• **Task objective**:
Make an exact copy of each entry, leaving out every picture.

[Extracted records]
_ _ _
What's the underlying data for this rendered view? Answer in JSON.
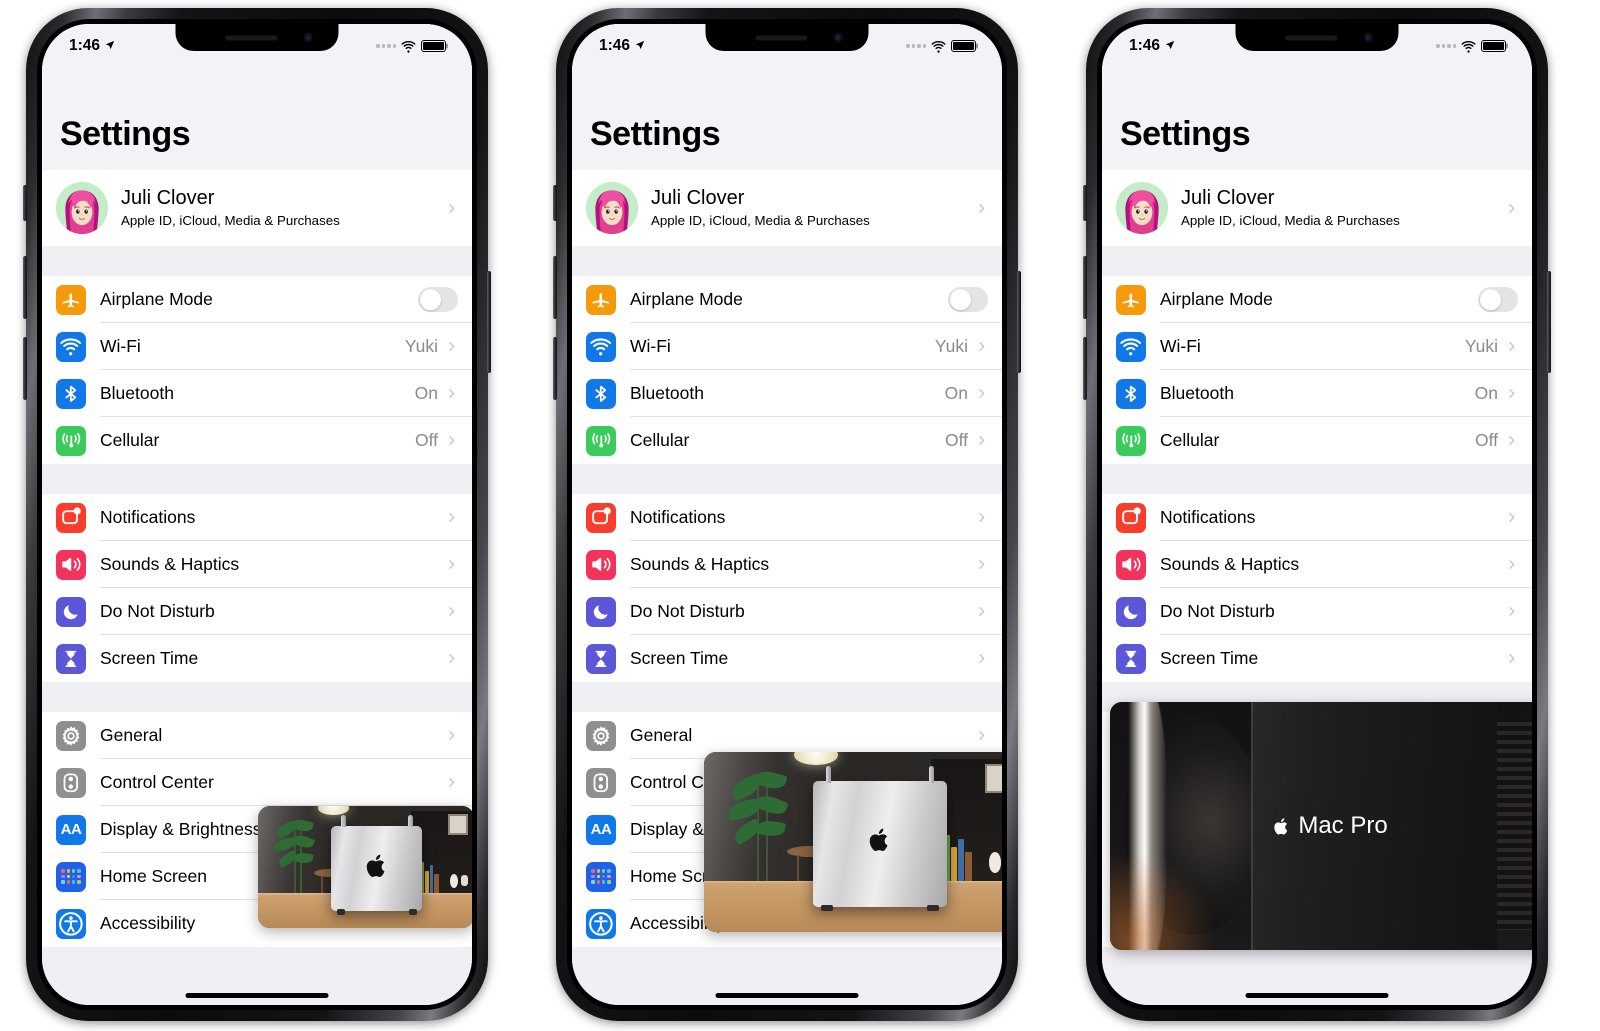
{
  "page": {
    "background": "#ffffff",
    "phone_count": 3
  },
  "status_bar": {
    "time": "1:46",
    "location_icon": "location-arrow-icon",
    "signal_icon": "cellular-dots-icon",
    "wifi_icon": "wifi-icon",
    "battery_icon": "battery-full-icon"
  },
  "screen": {
    "title": "Settings",
    "account": {
      "name": "Juli Clover",
      "subtitle": "Apple ID, iCloud, Media & Purchases",
      "avatar": "memoji-avatar",
      "avatar_bg": "#c2edc6",
      "chevron": "chevron-right-icon"
    },
    "groups": [
      {
        "id": "connectivity",
        "rows": [
          {
            "label": "Airplane Mode",
            "icon": "airplane-icon",
            "icon_color": "#f59a0b",
            "control": "toggle",
            "toggle_on": false
          },
          {
            "label": "Wi-Fi",
            "icon": "wifi-icon",
            "icon_color": "#1178e8",
            "value": "Yuki",
            "control": "chevron"
          },
          {
            "label": "Bluetooth",
            "icon": "bluetooth-icon",
            "icon_color": "#1178e8",
            "value": "On",
            "control": "chevron"
          },
          {
            "label": "Cellular",
            "icon": "cellular-antenna-icon",
            "icon_color": "#3bcb5a",
            "value": "Off",
            "control": "chevron"
          }
        ]
      },
      {
        "id": "alerts",
        "rows": [
          {
            "label": "Notifications",
            "icon": "notifications-icon",
            "icon_color": "#fa3c2d",
            "value": "",
            "control": "chevron"
          },
          {
            "label": "Sounds & Haptics",
            "icon": "sounds-haptics-icon",
            "icon_color": "#f4335c",
            "value": "",
            "control": "chevron"
          },
          {
            "label": "Do Not Disturb",
            "icon": "do-not-disturb-moon-icon",
            "icon_color": "#5c57d8",
            "value": "",
            "control": "chevron"
          },
          {
            "label": "Screen Time",
            "icon": "screen-time-hourglass-icon",
            "icon_color": "#5c57d8",
            "value": "",
            "control": "chevron"
          }
        ]
      },
      {
        "id": "system",
        "rows": [
          {
            "label": "General",
            "icon": "gear-icon",
            "icon_color": "#8e8e93",
            "value": "",
            "control": "chevron"
          },
          {
            "label": "Control Center",
            "icon": "control-center-icon",
            "icon_color": "#8e8e93",
            "value": "",
            "control": "chevron"
          },
          {
            "label": "Display & Brightness",
            "icon": "display-brightness-aa-icon",
            "icon_color": "#1178e8",
            "value": "",
            "control": "chevron"
          },
          {
            "label": "Home Screen",
            "icon": "home-screen-grid-icon",
            "icon_color": "#1d62e8",
            "value": "",
            "control": "chevron"
          },
          {
            "label": "Accessibility",
            "icon": "accessibility-icon",
            "icon_color": "#1178e8",
            "value": "",
            "control": "chevron"
          }
        ]
      }
    ]
  },
  "pip": {
    "phone1": {
      "caption": "",
      "scene": "mac-pro-desk-wide",
      "size": "small"
    },
    "phone2": {
      "caption": "",
      "scene": "mac-pro-desk-wide",
      "size": "medium"
    },
    "phone3": {
      "caption": "Mac Pro",
      "scene": "mac-pro-closeup",
      "size": "large"
    }
  },
  "colors": {
    "list_background": "#ffffff",
    "group_band": "#efeff4",
    "separator": "#e3e3e6",
    "secondary_text": "#8a8a8e",
    "chevron": "#c3c3c7",
    "toggle_off_track": "#e4e4e6"
  }
}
_ _ _
• **Result of the task**:
What's the underlying data for this rendered view? Answer in JSON.
{
  "page": {
    "background": "#ffffff",
    "phone_count": 3
  },
  "status_bar": {
    "time": "1:46",
    "location_icon": "location-arrow-icon",
    "signal_icon": "cellular-dots-icon",
    "wifi_icon": "wifi-icon",
    "battery_icon": "battery-full-icon"
  },
  "screen": {
    "title": "Settings",
    "account": {
      "name": "Juli Clover",
      "subtitle": "Apple ID, iCloud, Media & Purchases",
      "avatar": "memoji-avatar",
      "avatar_bg": "#c2edc6",
      "chevron": "chevron-right-icon"
    },
    "groups": [
      {
        "id": "connectivity",
        "rows": [
          {
            "label": "Airplane Mode",
            "icon": "airplane-icon",
            "icon_color": "#f59a0b",
            "control": "toggle",
            "toggle_on": false
          },
          {
            "label": "Wi-Fi",
            "icon": "wifi-icon",
            "icon_color": "#1178e8",
            "value": "Yuki",
            "control": "chevron"
          },
          {
            "label": "Bluetooth",
            "icon": "bluetooth-icon",
            "icon_color": "#1178e8",
            "value": "On",
            "control": "chevron"
          },
          {
            "label": "Cellular",
            "icon": "cellular-antenna-icon",
            "icon_color": "#3bcb5a",
            "value": "Off",
            "control": "chevron"
          }
        ]
      },
      {
        "id": "alerts",
        "rows": [
          {
            "label": "Notifications",
            "icon": "notifications-icon",
            "icon_color": "#fa3c2d",
            "value": "",
            "control": "chevron"
          },
          {
            "label": "Sounds & Haptics",
            "icon": "sounds-haptics-icon",
            "icon_color": "#f4335c",
            "value": "",
            "control": "chevron"
          },
          {
            "label": "Do Not Disturb",
            "icon": "do-not-disturb-moon-icon",
            "icon_color": "#5c57d8",
            "value": "",
            "control": "chevron"
          },
          {
            "label": "Screen Time",
            "icon": "screen-time-hourglass-icon",
            "icon_color": "#5c57d8",
            "value": "",
            "control": "chevron"
          }
        ]
      },
      {
        "id": "system",
        "rows": [
          {
            "label": "General",
            "icon": "gear-icon",
            "icon_color": "#8e8e93",
            "value": "",
            "control": "chevron"
          },
          {
            "label": "Control Center",
            "icon": "control-center-icon",
            "icon_color": "#8e8e93",
            "value": "",
            "control": "chevron"
          },
          {
            "label": "Display & Brightness",
            "icon": "display-brightness-aa-icon",
            "icon_color": "#1178e8",
            "value": "",
            "control": "chevron"
          },
          {
            "label": "Home Screen",
            "icon": "home-screen-grid-icon",
            "icon_color": "#1d62e8",
            "value": "",
            "control": "chevron"
          },
          {
            "label": "Accessibility",
            "icon": "accessibility-icon",
            "icon_color": "#1178e8",
            "value": "",
            "control": "chevron"
          }
        ]
      }
    ]
  },
  "pip": {
    "phone1": {
      "caption": "",
      "scene": "mac-pro-desk-wide",
      "size": "small"
    },
    "phone2": {
      "caption": "",
      "scene": "mac-pro-desk-wide",
      "size": "medium"
    },
    "phone3": {
      "caption": "Mac Pro",
      "scene": "mac-pro-closeup",
      "size": "large"
    }
  },
  "colors": {
    "list_background": "#ffffff",
    "group_band": "#efeff4",
    "separator": "#e3e3e6",
    "secondary_text": "#8a8a8e",
    "chevron": "#c3c3c7",
    "toggle_off_track": "#e4e4e6"
  }
}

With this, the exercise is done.